**INSTRUCTIONS TO FOLLOW**
Your task is to copy every record exactly.
+--
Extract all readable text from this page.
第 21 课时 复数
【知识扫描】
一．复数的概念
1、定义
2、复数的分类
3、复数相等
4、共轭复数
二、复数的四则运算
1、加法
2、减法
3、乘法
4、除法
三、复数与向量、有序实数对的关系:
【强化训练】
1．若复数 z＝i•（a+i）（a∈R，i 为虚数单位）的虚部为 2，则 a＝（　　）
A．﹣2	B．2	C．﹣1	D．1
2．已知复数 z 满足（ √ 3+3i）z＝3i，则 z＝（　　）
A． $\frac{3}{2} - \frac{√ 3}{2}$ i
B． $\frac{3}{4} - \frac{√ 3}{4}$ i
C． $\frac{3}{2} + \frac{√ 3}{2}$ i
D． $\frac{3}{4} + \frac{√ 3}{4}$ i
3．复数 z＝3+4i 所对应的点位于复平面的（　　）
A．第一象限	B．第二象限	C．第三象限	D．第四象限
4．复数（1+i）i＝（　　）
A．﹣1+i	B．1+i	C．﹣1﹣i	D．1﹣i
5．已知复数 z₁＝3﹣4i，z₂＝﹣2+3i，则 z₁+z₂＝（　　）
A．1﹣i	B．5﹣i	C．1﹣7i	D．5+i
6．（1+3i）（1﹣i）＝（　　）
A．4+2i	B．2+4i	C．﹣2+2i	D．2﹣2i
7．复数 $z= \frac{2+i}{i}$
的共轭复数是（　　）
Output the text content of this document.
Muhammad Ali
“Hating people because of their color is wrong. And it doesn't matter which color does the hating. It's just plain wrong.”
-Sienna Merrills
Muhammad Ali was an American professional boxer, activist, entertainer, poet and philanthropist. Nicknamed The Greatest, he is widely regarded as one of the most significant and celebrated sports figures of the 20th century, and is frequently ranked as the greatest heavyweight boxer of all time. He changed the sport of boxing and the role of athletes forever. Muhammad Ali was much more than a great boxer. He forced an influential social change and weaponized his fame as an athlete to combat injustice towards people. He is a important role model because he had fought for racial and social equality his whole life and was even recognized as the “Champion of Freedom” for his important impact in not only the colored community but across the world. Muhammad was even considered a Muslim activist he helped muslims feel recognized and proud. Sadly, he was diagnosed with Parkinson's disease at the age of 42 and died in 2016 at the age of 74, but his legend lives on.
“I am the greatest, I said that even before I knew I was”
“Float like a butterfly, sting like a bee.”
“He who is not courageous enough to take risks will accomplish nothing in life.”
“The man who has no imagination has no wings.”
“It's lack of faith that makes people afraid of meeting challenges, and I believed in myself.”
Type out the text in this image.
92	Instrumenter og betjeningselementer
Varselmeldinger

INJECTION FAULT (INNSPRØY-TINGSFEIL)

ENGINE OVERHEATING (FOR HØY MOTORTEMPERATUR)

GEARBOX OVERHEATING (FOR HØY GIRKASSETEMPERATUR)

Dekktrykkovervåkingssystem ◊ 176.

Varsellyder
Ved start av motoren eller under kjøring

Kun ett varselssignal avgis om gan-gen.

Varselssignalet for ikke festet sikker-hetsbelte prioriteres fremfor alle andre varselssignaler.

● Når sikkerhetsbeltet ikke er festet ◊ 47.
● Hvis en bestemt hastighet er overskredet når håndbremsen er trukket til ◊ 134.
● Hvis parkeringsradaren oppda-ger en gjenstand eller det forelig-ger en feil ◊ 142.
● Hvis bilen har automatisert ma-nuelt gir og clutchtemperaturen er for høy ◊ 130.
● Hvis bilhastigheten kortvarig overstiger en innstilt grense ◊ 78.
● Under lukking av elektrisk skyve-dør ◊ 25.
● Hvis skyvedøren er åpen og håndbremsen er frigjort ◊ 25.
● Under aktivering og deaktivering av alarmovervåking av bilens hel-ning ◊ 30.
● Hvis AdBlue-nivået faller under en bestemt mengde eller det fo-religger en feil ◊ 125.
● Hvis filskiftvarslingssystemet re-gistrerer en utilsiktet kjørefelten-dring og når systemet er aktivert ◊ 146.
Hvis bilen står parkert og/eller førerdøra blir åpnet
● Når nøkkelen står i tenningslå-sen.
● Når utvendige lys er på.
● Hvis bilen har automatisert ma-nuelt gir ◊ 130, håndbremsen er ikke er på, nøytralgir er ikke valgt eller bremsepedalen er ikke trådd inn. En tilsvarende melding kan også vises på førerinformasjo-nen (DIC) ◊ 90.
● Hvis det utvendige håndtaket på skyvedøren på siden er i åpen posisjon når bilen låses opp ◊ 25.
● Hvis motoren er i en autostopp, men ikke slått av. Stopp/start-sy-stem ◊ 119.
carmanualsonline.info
+--
**EXPECTED ANSWER**
Extract all readable text from this page.
第 21 课时 复数
【知识扫描】
一．复数的概念
1、定义
2、复数的分类
3、复数相等
4、共轭复数
二、复数的四则运算
1、加法
2、减法
3、乘法
4、除法
三、复数与向量、有序实数对的关系:
【强化训练】
1．若复数 z＝i•（a+i）（a∈R，i 为虚数单位）的虚部为 2，则 a＝（　　）
A．﹣2	B．2	C．﹣1	D．1
2．已知复数 z 满足（ √ 3+3i）z＝3i，则 z＝（　　）
A． $\frac{3}{2} - \frac{√ 3}{2}$ i
B． $\frac{3}{4} - \frac{√ 3}{4}$ i
C． $\frac{3}{2} + \frac{√ 3}{2}$ i
D． $\frac{3}{4} + \frac{√ 3}{4}$ i
3．复数 z＝3+4i 所对应的点位于复平面的（　　）
A．第一象限	B．第二象限	C．第三象限	D．第四象限
4．复数（1+i）i＝（　　）
A．﹣1+i	B．1+i	C．﹣1﹣i	D．1﹣i
5．已知复数 z₁＝3﹣4i，z₂＝﹣2+3i，则 z₁+z₂＝（　　）
A．1﹣i	B．5﹣i	C．1﹣7i	D．5+i
6．（1+3i）（1﹣i）＝（　　）
A．4+2i	B．2+4i	C．﹣2+2i	D．2﹣2i
7．复数 $z= \frac{2+i}{i}$
的共轭复数是（　　）
Output the text content of this document.
Muhammad Ali
“Hating people because of their color is wrong. And it doesn't matter which color does the hating. It's just plain wrong.”
-Sienna Merrills
Muhammad Ali was an American professional boxer, activist, entertainer, poet and philanthropist. Nicknamed The Greatest, he is widely regarded as one of the most significant and celebrated sports figures of the 20th century, and is frequently ranked as the greatest heavyweight boxer of all time. He changed the sport of boxing and the role of athletes forever. Muhammad Ali was much more than a great boxer. He forced an influential social change and weaponized his fame as an athlete to combat injustice towards people. He is a important role model because he had fought for racial and social equality his whole life and was even recognized as the “Champion of Freedom” for his important impact in not only the colored community but across the world. Muhammad was even considered a Muslim activist he helped muslims feel recognized and proud. Sadly, he was diagnosed with Parkinson's disease at the age of 42 and died in 2016 at the age of 74, but his legend lives on.
“I am the greatest, I said that even before I knew I was”
“Float like a butterfly, sting like a bee.”
“He who is not courageous enough to take risks will accomplish nothing in life.”
“The man who has no imagination has no wings.”
“It's lack of faith that makes people afraid of meeting challenges, and I believed in myself.”
Type out the text in this image.
92	Instrumenter og betjeningselementer
Varselmeldinger

INJECTION FAULT (INNSPRØY-TINGSFEIL)

ENGINE OVERHEATING (FOR HØY MOTORTEMPERATUR)

GEARBOX OVERHEATING (FOR HØY GIRKASSETEMPERATUR)

Dekktrykkovervåkingssystem ◊ 176.

Varsellyder
Ved start av motoren eller under kjøring

Kun ett varselssignal avgis om gan-gen.

Varselssignalet for ikke festet sikker-hetsbelte prioriteres fremfor alle andre varselssignaler.

● Når sikkerhetsbeltet ikke er festet ◊ 47.
● Hvis en bestemt hastighet er overskredet når håndbremsen er trukket til ◊ 134.
● Hvis parkeringsradaren oppda-ger en gjenstand eller det forelig-ger en feil ◊ 142.
● Hvis bilen har automatisert ma-nuelt gir og clutchtemperaturen er for høy ◊ 130.
● Hvis bilhastigheten kortvarig overstiger en innstilt grense ◊ 78.
● Under lukking av elektrisk skyve-dør ◊ 25.
● Hvis skyvedøren er åpen og håndbremsen er frigjort ◊ 25.
● Under aktivering og deaktivering av alarmovervåking av bilens hel-ning ◊ 30.
● Hvis AdBlue-nivået faller under en bestemt mengde eller det fo-religger en feil ◊ 125.
● Hvis filskiftvarslingssystemet re-gistrerer en utilsiktet kjørefelten-dring og når systemet er aktivert ◊ 146.
Hvis bilen står parkert og/eller førerdøra blir åpnet
● Når nøkkelen står i tenningslå-sen.
● Når utvendige lys er på.
● Hvis bilen har automatisert ma-nuelt gir ◊ 130, håndbremsen er ikke er på, nøytralgir er ikke valgt eller bremsepedalen er ikke trådd inn. En tilsvarende melding kan også vises på førerinformasjo-nen (DIC) ◊ 90.
● Hvis det utvendige håndtaket på skyvedøren på siden er i åpen posisjon når bilen låses opp ◊ 25.
● Hvis motoren er i en autostopp, men ikke slått av. Stopp/start-sy-stem ◊ 119.
carmanualsonline.info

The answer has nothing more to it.